**Verilen Metin**
Retweet Terör Örgütü Davası
Temmuz ayındaki darbe girişiminin ardından tutuklanan Hizmet Hareketi'ne yakın olduğu iddia edilen basın-yayın kuruluşlarında çalışan gazeteciler savunmalarına devam etti. İstanbul 25. Ağır Ceza Mahkemesi'nde bugün görülen duruşmaya aralarında Atilla Taş, gazeteci Murat Aksoy'un bulunduğu 26 tutuklu 1 tutuksuz sanık katıldı. Duruşmayı Sınır Tanımayan Gazeteciler Örgütü Türkiye Temsilcisi Erol Önderoğlu da takip etti.

Bir veri kümesinden satırlar
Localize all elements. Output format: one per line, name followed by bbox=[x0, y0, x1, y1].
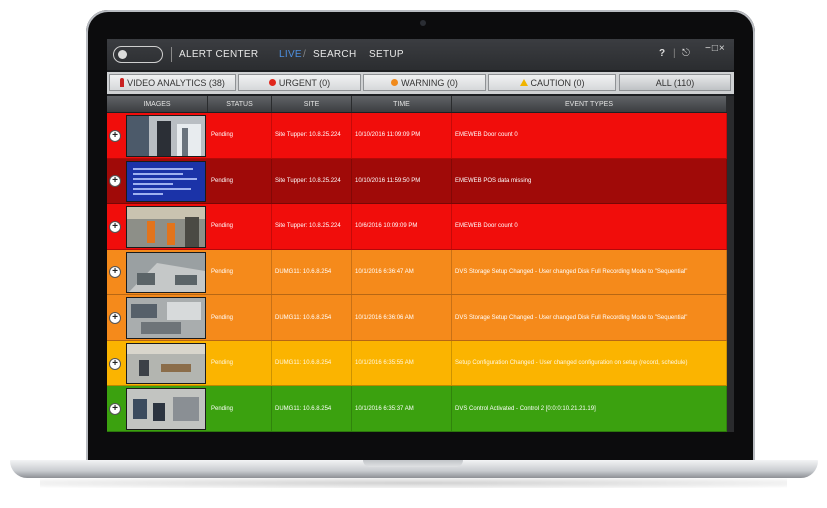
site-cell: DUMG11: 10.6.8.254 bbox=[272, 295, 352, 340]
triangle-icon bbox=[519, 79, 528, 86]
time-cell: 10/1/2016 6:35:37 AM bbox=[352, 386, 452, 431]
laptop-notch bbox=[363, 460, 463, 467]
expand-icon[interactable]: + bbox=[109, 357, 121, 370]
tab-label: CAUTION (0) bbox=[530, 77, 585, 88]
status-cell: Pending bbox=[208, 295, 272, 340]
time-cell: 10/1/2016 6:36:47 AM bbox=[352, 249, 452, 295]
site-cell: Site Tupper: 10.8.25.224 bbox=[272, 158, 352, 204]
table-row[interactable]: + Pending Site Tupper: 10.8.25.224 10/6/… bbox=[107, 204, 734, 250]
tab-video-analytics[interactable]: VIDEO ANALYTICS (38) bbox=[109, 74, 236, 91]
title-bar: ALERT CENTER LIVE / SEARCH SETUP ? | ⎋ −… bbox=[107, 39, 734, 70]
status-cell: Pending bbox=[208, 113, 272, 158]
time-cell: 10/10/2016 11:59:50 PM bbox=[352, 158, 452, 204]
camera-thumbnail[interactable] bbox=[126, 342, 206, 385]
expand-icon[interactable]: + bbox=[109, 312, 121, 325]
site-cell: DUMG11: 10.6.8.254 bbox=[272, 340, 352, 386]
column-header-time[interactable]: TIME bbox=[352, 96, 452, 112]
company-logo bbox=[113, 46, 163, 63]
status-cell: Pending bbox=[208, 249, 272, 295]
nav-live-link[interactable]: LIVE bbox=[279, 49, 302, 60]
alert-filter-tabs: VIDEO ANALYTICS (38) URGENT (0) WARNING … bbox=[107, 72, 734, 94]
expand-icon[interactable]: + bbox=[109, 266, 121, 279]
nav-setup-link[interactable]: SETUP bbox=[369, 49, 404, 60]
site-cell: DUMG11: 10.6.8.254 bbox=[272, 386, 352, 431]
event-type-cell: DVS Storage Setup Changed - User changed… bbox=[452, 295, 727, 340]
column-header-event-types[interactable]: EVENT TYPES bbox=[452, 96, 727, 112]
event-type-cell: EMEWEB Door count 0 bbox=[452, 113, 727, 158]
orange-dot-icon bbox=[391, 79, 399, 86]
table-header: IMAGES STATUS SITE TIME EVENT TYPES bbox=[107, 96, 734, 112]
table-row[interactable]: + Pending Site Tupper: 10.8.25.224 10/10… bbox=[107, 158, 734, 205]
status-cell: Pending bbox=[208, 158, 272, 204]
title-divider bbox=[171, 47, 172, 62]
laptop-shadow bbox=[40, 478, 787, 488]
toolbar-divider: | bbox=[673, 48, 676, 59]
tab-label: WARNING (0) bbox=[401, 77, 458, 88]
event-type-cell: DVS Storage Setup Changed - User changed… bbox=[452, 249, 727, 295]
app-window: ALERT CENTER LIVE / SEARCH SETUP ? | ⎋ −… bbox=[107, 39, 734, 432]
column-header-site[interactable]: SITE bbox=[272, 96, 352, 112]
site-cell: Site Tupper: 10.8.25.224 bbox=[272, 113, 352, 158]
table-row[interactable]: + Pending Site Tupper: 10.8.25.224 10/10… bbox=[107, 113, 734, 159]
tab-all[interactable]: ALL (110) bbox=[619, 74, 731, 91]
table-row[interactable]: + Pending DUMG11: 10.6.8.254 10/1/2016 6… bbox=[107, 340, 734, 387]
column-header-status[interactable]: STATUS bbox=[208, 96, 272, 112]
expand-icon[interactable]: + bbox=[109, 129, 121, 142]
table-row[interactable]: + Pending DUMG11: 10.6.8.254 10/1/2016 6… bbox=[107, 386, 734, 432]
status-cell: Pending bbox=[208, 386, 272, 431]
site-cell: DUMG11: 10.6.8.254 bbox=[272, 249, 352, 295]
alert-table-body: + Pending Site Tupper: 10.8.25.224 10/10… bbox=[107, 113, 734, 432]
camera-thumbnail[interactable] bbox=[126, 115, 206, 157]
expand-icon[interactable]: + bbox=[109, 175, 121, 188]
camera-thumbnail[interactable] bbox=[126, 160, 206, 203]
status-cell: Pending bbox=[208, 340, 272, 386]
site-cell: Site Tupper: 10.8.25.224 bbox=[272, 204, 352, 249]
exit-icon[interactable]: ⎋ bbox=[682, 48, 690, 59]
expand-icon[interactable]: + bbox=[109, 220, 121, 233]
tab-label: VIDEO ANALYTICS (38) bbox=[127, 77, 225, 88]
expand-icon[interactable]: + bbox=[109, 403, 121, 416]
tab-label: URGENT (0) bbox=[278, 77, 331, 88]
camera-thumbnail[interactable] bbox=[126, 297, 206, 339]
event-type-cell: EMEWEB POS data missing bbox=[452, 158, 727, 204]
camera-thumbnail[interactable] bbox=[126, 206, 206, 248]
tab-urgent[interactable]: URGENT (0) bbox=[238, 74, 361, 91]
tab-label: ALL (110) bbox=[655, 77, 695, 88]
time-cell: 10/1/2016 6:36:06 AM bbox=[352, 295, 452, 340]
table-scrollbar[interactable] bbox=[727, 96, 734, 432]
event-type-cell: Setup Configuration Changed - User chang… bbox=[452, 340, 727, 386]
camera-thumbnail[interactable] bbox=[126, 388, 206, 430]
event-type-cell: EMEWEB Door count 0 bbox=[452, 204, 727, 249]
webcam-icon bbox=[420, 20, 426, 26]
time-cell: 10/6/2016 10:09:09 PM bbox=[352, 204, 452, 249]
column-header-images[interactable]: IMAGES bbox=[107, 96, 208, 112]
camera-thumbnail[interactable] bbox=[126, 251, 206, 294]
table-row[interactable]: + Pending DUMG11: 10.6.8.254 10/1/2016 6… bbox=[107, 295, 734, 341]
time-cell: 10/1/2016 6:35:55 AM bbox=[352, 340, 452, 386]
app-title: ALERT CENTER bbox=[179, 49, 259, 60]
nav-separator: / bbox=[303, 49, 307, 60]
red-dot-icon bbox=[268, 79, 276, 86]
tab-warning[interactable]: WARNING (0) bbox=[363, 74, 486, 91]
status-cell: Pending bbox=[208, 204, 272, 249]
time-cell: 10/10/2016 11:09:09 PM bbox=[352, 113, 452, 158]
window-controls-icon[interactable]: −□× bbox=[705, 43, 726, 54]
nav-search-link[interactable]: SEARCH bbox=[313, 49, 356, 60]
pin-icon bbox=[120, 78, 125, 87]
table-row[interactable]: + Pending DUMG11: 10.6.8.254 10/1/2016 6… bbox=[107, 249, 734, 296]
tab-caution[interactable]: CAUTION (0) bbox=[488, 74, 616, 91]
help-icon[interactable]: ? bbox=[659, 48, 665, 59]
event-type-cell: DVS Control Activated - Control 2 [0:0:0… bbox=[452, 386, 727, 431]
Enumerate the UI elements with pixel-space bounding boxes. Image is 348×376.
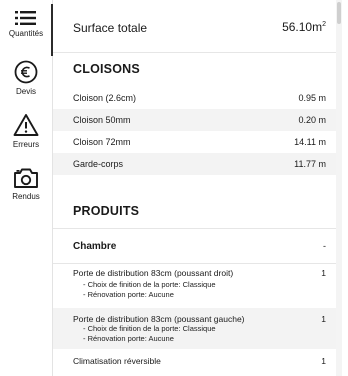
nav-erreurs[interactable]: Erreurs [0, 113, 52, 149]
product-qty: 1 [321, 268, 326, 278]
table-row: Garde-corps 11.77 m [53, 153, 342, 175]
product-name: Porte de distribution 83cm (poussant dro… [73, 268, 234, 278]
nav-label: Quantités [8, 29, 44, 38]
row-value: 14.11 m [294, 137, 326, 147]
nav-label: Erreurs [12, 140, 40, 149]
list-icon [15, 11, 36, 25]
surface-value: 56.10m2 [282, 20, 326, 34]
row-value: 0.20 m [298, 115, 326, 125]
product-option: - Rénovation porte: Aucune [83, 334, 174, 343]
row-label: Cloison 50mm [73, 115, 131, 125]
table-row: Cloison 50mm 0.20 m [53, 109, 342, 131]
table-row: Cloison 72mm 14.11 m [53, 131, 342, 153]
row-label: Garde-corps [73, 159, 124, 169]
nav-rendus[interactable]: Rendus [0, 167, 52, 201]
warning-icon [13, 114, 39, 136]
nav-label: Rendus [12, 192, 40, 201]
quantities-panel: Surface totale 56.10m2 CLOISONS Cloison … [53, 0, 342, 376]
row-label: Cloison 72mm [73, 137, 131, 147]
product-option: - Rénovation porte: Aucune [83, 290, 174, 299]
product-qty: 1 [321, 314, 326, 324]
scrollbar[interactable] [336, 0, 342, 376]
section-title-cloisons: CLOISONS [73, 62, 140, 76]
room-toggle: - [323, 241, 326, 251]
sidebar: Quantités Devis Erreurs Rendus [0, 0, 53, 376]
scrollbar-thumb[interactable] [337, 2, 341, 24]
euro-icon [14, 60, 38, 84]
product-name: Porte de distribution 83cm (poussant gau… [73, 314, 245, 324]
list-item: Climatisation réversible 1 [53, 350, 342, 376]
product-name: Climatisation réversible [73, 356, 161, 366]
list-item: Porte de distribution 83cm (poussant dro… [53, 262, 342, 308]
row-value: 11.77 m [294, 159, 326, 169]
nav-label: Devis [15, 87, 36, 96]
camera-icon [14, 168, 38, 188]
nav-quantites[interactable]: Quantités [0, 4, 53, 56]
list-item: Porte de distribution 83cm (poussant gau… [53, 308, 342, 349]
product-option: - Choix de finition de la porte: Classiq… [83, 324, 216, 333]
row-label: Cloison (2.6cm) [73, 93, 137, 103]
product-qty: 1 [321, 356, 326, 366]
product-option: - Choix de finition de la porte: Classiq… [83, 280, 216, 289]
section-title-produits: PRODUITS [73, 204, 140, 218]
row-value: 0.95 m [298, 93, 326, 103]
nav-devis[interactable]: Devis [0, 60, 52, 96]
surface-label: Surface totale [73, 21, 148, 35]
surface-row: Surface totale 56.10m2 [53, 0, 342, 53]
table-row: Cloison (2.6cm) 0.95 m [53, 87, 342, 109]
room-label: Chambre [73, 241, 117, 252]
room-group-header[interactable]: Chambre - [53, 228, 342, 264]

...

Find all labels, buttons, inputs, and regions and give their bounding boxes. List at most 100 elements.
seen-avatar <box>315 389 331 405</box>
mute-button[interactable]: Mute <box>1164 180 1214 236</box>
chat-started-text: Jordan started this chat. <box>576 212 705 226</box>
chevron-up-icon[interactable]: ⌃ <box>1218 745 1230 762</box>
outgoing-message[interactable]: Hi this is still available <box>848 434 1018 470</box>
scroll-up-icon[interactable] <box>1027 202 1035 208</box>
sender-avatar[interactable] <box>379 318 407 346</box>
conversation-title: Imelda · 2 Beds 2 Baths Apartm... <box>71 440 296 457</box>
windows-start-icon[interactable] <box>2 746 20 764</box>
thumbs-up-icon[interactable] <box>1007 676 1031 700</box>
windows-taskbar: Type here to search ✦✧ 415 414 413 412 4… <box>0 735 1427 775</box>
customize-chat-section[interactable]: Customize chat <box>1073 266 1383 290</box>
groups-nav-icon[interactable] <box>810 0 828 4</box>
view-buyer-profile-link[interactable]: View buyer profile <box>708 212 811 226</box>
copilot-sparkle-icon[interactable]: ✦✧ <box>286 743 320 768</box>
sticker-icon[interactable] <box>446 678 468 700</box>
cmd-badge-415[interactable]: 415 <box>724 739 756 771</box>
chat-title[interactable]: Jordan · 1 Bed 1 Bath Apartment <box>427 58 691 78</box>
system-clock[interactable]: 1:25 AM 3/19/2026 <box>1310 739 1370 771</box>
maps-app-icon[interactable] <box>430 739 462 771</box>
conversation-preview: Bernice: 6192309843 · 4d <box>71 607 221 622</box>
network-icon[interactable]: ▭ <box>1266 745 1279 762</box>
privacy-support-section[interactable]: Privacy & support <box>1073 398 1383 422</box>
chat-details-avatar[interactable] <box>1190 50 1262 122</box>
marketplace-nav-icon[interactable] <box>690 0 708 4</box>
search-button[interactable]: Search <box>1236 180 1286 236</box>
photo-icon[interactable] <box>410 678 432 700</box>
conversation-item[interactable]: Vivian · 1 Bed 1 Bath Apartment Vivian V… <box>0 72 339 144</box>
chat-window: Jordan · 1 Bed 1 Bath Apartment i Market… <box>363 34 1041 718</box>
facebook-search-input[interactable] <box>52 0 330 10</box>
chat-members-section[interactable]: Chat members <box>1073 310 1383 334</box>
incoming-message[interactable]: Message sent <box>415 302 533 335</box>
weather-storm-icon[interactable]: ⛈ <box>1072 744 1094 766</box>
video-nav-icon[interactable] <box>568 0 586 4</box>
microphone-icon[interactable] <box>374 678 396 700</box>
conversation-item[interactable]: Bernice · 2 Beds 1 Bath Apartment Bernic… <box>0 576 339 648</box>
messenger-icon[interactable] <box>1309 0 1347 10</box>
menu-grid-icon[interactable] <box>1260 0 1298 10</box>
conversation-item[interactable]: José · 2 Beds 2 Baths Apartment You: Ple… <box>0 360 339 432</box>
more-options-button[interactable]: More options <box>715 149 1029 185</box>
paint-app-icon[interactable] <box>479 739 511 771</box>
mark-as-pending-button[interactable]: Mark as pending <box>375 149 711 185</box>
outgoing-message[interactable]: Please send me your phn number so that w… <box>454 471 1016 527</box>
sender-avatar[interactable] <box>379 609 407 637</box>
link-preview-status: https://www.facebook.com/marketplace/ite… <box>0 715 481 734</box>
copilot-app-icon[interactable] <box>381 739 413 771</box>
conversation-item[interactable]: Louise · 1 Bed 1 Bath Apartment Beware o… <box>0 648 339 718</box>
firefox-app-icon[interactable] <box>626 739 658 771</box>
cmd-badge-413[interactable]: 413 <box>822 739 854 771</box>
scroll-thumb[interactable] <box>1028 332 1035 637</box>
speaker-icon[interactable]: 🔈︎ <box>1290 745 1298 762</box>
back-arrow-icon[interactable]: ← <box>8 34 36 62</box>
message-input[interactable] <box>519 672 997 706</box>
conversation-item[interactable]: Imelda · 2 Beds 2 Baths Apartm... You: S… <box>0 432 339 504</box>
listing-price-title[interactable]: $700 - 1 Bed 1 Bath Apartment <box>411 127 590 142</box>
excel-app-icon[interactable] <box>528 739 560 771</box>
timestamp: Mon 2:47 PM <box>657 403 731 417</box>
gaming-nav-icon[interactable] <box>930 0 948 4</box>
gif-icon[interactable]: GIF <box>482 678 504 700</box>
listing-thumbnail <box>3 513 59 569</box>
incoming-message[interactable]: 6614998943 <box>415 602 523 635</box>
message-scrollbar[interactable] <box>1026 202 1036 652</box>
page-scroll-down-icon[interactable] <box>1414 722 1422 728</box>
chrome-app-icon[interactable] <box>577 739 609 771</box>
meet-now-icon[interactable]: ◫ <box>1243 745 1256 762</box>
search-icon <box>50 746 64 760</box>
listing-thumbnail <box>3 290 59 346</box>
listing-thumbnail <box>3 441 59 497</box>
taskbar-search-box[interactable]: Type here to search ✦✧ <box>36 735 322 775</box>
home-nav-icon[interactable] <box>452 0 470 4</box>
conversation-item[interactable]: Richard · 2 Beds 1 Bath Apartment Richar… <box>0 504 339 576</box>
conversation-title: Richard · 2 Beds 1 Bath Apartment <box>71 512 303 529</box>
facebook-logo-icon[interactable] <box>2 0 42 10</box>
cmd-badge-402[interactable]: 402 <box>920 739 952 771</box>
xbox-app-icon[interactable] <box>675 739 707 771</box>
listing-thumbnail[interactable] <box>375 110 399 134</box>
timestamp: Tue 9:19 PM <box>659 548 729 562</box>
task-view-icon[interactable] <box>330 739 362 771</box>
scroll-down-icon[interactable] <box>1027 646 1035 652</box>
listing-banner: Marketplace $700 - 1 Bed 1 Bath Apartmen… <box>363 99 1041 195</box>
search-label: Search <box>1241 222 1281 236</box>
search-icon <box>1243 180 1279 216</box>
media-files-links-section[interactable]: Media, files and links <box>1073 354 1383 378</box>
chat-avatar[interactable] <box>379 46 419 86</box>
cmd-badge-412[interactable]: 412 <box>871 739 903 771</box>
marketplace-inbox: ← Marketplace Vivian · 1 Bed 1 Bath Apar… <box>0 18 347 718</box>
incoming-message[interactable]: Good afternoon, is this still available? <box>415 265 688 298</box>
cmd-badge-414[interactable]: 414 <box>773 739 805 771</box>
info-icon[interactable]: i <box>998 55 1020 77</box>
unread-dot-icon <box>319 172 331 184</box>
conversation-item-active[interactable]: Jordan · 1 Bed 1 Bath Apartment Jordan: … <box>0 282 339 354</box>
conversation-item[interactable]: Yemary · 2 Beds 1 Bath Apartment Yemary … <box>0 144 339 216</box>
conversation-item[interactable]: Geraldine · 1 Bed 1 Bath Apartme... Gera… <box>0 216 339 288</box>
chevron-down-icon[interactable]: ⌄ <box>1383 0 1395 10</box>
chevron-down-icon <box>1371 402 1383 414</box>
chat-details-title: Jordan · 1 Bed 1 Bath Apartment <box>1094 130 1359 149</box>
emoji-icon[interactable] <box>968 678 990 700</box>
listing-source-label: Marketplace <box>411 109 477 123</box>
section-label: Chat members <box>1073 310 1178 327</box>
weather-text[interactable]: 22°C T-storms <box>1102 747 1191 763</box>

==

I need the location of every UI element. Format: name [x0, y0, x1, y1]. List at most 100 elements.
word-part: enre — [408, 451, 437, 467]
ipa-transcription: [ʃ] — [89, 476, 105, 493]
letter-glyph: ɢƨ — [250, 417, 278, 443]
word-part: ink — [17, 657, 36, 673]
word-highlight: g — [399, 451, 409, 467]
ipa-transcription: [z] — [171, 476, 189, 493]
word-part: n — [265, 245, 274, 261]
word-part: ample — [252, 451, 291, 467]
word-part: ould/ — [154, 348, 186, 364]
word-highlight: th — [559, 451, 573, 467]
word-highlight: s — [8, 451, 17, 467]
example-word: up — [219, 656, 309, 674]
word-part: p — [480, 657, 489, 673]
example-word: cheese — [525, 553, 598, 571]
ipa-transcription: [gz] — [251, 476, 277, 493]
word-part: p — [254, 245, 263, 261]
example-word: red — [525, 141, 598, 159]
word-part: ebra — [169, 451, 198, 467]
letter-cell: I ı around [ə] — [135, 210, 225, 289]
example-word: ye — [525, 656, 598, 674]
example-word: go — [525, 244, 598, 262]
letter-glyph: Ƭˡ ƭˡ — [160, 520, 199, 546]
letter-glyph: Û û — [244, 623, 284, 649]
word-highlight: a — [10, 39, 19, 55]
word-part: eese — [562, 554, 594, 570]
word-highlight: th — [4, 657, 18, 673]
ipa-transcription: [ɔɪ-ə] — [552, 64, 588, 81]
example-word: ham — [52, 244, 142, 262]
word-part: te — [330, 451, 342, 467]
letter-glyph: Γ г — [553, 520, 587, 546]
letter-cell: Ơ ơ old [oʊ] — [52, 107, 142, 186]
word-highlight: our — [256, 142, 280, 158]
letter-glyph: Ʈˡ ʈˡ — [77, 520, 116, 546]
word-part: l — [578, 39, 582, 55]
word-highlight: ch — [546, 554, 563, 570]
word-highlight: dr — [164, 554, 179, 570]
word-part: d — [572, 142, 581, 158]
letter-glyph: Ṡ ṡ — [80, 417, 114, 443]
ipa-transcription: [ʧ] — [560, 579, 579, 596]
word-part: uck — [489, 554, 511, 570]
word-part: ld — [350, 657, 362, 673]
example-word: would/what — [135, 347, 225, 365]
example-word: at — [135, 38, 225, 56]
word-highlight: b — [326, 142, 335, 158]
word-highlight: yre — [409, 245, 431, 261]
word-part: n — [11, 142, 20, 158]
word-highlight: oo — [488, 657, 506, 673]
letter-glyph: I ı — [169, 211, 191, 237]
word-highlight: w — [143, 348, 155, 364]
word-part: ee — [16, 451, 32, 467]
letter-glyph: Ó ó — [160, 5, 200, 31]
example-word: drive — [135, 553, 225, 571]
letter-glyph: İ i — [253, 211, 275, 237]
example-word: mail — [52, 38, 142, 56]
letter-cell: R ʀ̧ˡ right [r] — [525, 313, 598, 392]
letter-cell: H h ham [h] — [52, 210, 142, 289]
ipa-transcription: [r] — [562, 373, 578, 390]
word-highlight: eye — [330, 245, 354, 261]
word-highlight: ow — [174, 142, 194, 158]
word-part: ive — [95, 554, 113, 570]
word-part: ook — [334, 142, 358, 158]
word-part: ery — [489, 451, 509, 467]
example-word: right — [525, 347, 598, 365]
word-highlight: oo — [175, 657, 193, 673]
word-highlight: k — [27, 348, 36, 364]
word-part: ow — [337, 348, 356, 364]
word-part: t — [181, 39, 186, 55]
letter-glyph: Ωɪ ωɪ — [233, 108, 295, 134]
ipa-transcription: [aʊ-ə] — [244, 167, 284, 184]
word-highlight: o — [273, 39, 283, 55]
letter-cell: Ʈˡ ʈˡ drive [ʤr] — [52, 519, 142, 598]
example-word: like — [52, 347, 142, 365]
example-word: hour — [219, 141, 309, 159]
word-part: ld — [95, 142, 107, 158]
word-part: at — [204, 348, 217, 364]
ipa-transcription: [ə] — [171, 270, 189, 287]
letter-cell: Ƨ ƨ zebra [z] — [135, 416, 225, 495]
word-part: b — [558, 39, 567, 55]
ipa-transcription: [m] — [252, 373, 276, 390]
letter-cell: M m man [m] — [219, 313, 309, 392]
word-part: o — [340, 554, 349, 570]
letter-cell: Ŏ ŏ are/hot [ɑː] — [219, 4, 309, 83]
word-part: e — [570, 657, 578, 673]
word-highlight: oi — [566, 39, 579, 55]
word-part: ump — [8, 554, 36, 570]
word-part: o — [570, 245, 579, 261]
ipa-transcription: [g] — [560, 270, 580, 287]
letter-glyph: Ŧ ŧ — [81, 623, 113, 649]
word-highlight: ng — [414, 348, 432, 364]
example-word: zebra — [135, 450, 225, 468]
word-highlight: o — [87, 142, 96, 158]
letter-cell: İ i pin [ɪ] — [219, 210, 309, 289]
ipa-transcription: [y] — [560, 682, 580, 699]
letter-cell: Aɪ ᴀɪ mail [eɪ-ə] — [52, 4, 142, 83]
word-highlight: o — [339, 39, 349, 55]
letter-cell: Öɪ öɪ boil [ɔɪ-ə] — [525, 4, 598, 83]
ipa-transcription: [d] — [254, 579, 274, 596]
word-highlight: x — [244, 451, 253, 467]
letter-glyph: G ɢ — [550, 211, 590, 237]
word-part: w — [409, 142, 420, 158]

**Görev**
Gazetecilerin yargılandığı davaya dair haberi, son cümlesinden sonrasını yazarak sürdürün.

**Doğru Yanıt**
Duruşmada savunma yapan Gökçe Fırat Çulhaoğlu, savunmasına, Türk Solu dergisinde geçmişte Radikal, Hürriyet ve Taraf gazetesinin Fethullah Gülen cemaatine yakınlaştıkları ile ilgili yaptıkları haberleri sıralayarak başladı. Çulhaoğlu, Ergenekon davasında sanık olan pek çok kişinin arkadaşı olduğunu kaydederek, “Osman Pamukoğlu mücadele arkadaşımdır. 20 yıldır sadece ve sadece Atatürkçü, solcu ideallere bağlı, ulusal sol ideolojiye sahip bir insanım. 6 okun dışında 20 yıldır bir faaliyetim yoktur. Biz Fethullah Gülen ile bir araya gelme gayreti gösteren aydınlarımıza bile karşı çıktık” dedi. Ergenekon ve Balyoz davalarının kumpas olduğuna ilişkin yazılarını heyete okuyan Çulhaoğlu, “17 Aralık yolsuzluk soruşturmasından sonra da Fethullah Gülen cemaatinin paralel bir yapı olduğunu yazdım. 17 Aralık'tan sonra yolsuzluğa karşı çıktık. 17 Aralık'ı görmeden yola devam edemem. Benim yolsuzluğun peşine düşmem gerek çünkü adalet peşine düşemiyor” dedi. Halen Fethullah Gülen'in hakkında açtığı davada yargılandığını kaydeden Çulhaoğlu, “Fethullah Gülen'in adil, şeffaf mahkemelerde yargılanmasını bekliyorum” dedi. “Biz 3 kuşaktır solcuyuz” diyen Çulhaoğlu, “Ben devrimci adamım. Gökçe Fırat'tan Fettullahçı çıkartamazsınız” ifadelerini kullandı.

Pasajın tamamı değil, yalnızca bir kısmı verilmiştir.